** Required work **
Single out the lines that include the word "home". Copy them.

--- start of Information provided ---

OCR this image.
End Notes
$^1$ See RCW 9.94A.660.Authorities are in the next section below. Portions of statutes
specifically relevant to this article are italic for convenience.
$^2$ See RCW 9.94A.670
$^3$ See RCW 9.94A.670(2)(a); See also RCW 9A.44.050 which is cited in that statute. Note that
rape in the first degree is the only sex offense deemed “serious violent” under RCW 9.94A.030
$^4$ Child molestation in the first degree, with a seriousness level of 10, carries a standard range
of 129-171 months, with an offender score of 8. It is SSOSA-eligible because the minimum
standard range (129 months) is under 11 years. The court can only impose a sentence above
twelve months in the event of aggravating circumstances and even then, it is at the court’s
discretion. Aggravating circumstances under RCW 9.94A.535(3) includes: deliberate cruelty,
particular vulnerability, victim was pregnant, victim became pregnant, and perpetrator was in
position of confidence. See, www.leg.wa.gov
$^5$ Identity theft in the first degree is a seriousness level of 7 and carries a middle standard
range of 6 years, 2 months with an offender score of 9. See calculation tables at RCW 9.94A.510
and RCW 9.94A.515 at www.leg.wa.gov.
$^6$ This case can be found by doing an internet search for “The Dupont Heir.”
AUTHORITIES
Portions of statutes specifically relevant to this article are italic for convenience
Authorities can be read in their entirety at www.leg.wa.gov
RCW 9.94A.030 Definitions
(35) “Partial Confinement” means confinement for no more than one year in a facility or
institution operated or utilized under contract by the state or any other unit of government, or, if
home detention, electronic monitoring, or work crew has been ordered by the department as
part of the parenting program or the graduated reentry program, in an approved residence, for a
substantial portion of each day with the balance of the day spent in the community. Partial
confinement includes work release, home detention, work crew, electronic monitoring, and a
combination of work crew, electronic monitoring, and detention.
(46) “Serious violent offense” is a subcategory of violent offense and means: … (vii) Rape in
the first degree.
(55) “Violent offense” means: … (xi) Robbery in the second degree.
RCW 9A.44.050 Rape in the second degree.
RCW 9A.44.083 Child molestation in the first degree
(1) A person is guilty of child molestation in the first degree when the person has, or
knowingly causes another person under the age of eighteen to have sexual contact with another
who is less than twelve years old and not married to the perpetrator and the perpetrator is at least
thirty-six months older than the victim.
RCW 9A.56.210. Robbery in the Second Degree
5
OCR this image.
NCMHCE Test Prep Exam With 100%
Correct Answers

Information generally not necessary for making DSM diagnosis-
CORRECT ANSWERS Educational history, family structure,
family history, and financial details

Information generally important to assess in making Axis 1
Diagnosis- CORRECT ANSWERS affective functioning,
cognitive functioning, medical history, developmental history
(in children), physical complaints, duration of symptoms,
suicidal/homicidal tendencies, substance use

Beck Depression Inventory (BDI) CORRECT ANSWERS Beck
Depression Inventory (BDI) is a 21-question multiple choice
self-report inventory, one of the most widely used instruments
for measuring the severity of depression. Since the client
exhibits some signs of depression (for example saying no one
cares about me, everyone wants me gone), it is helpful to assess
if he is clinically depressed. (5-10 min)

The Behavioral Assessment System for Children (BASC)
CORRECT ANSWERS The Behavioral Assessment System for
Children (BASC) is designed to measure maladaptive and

--- end of Information provided ---

** Answer for this exercise **
home detention, electronic monitoring, or work crew has been ordered by the department as
confinement includes work release, home detention, work crew, electronic monitoring, and a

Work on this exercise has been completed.